● WHAT THE TASK ASKS
Write out the material exactly, leaving every picture behind.

● INPUT RECORDS
--------------------------------------------------

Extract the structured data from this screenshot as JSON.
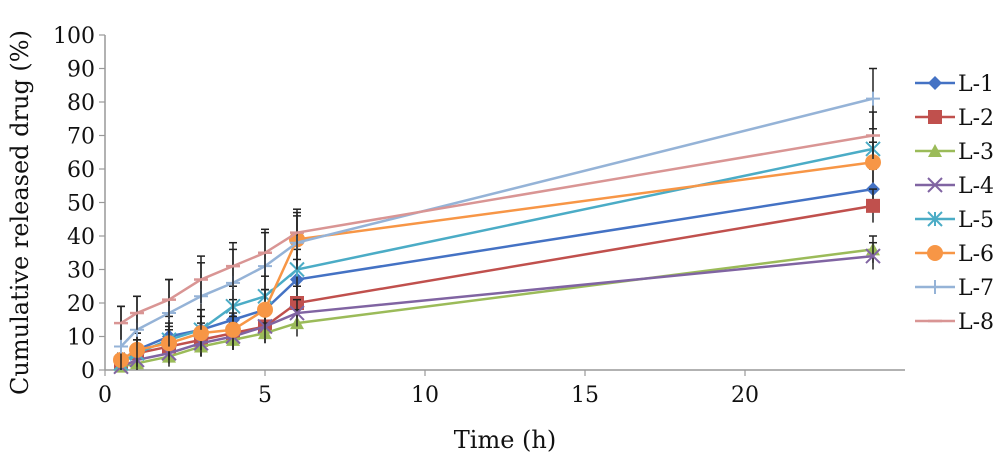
{
  "chart_data": {
    "type": "line",
    "title": "",
    "xlabel": "Time (h)",
    "ylabel": "Cumulative released drug (%)",
    "xlim": [
      0,
      25
    ],
    "ylim": [
      0,
      100
    ],
    "x_ticks": [
      0,
      5,
      10,
      15,
      20
    ],
    "y_ticks": [
      0,
      10,
      20,
      30,
      40,
      50,
      60,
      70,
      80,
      90,
      100
    ],
    "grid": false,
    "legend_position": "right",
    "x": [
      0.5,
      1,
      2,
      3,
      4,
      5,
      6,
      24
    ],
    "series": [
      {
        "name": "L-1",
        "color": "#4472C4",
        "marker": "diamond",
        "values": [
          3,
          6,
          10,
          12,
          15,
          18,
          27,
          54
        ],
        "error": [
          4,
          5,
          6,
          6,
          6,
          6,
          6,
          6
        ]
      },
      {
        "name": "L-2",
        "color": "#C0504D",
        "marker": "square",
        "values": [
          2,
          5,
          7,
          9,
          11,
          13,
          20,
          49
        ],
        "error": [
          3,
          4,
          5,
          5,
          5,
          5,
          5,
          5
        ]
      },
      {
        "name": "L-3",
        "color": "#9BBB59",
        "marker": "triangle",
        "values": [
          1,
          2,
          4,
          7,
          9,
          11,
          14,
          36
        ],
        "error": [
          2,
          3,
          3,
          3,
          3,
          3,
          4,
          4
        ]
      },
      {
        "name": "L-4",
        "color": "#8064A2",
        "marker": "x",
        "values": [
          1,
          3,
          5,
          8,
          10,
          13,
          17,
          34
        ],
        "error": [
          2,
          3,
          3,
          4,
          4,
          4,
          4,
          4
        ]
      },
      {
        "name": "L-5",
        "color": "#4BACC6",
        "marker": "star",
        "values": [
          2,
          5,
          9,
          12,
          19,
          22,
          30,
          66
        ],
        "error": [
          3,
          4,
          5,
          6,
          6,
          6,
          6,
          6
        ]
      },
      {
        "name": "L-6",
        "color": "#F79646",
        "marker": "circle",
        "values": [
          3,
          6,
          8,
          11,
          12,
          18,
          39,
          62
        ],
        "error": [
          4,
          5,
          5,
          5,
          5,
          6,
          8,
          6
        ]
      },
      {
        "name": "L-7",
        "color": "#95B3D7",
        "marker": "plus",
        "values": [
          7,
          12,
          17,
          22,
          26,
          31,
          38,
          81
        ],
        "error": [
          12,
          10,
          10,
          10,
          10,
          10,
          8,
          9
        ]
      },
      {
        "name": "L-8",
        "color": "#D99594",
        "marker": "dash",
        "values": [
          14,
          17,
          21,
          27,
          31,
          35,
          41,
          70
        ],
        "error": [
          5,
          5,
          6,
          7,
          7,
          7,
          7,
          7
        ]
      }
    ]
  }
}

--------------------------------------------------

● EXERCISE ANSWER
Extract the structured data from this screenshot as JSON.
{
  "chart_data": {
    "type": "line",
    "title": "",
    "xlabel": "Time (h)",
    "ylabel": "Cumulative released drug (%)",
    "xlim": [
      0,
      25
    ],
    "ylim": [
      0,
      100
    ],
    "x_ticks": [
      0,
      5,
      10,
      15,
      20
    ],
    "y_ticks": [
      0,
      10,
      20,
      30,
      40,
      50,
      60,
      70,
      80,
      90,
      100
    ],
    "grid": false,
    "legend_position": "right",
    "x": [
      0.5,
      1,
      2,
      3,
      4,
      5,
      6,
      24
    ],
    "series": [
      {
        "name": "L-1",
        "color": "#4472C4",
        "marker": "diamond",
        "values": [
          3,
          6,
          10,
          12,
          15,
          18,
          27,
          54
        ],
        "error": [
          4,
          5,
          6,
          6,
          6,
          6,
          6,
          6
        ]
      },
      {
        "name": "L-2",
        "color": "#C0504D",
        "marker": "square",
        "values": [
          2,
          5,
          7,
          9,
          11,
          13,
          20,
          49
        ],
        "error": [
          3,
          4,
          5,
          5,
          5,
          5,
          5,
          5
        ]
      },
      {
        "name": "L-3",
        "color": "#9BBB59",
        "marker": "triangle",
        "values": [
          1,
          2,
          4,
          7,
          9,
          11,
          14,
          36
        ],
        "error": [
          2,
          3,
          3,
          3,
          3,
          3,
          4,
          4
        ]
      },
      {
        "name": "L-4",
        "color": "#8064A2",
        "marker": "x",
        "values": [
          1,
          3,
          5,
          8,
          10,
          13,
          17,
          34
        ],
        "error": [
          2,
          3,
          3,
          4,
          4,
          4,
          4,
          4
        ]
      },
      {
        "name": "L-5",
        "color": "#4BACC6",
        "marker": "star",
        "values": [
          2,
          5,
          9,
          12,
          19,
          22,
          30,
          66
        ],
        "error": [
          3,
          4,
          5,
          6,
          6,
          6,
          6,
          6
        ]
      },
      {
        "name": "L-6",
        "color": "#F79646",
        "marker": "circle",
        "values": [
          3,
          6,
          8,
          11,
          12,
          18,
          39,
          62
        ],
        "error": [
          4,
          5,
          5,
          5,
          5,
          6,
          8,
          6
        ]
      },
      {
        "name": "L-7",
        "color": "#95B3D7",
        "marker": "plus",
        "values": [
          7,
          12,
          17,
          22,
          26,
          31,
          38,
          81
        ],
        "error": [
          12,
          10,
          10,
          10,
          10,
          10,
          8,
          9
        ]
      },
      {
        "name": "L-8",
        "color": "#D99594",
        "marker": "dash",
        "values": [
          14,
          17,
          21,
          27,
          31,
          35,
          41,
          70
        ],
        "error": [
          5,
          5,
          6,
          7,
          7,
          7,
          7,
          7
        ]
      }
    ]
  }
}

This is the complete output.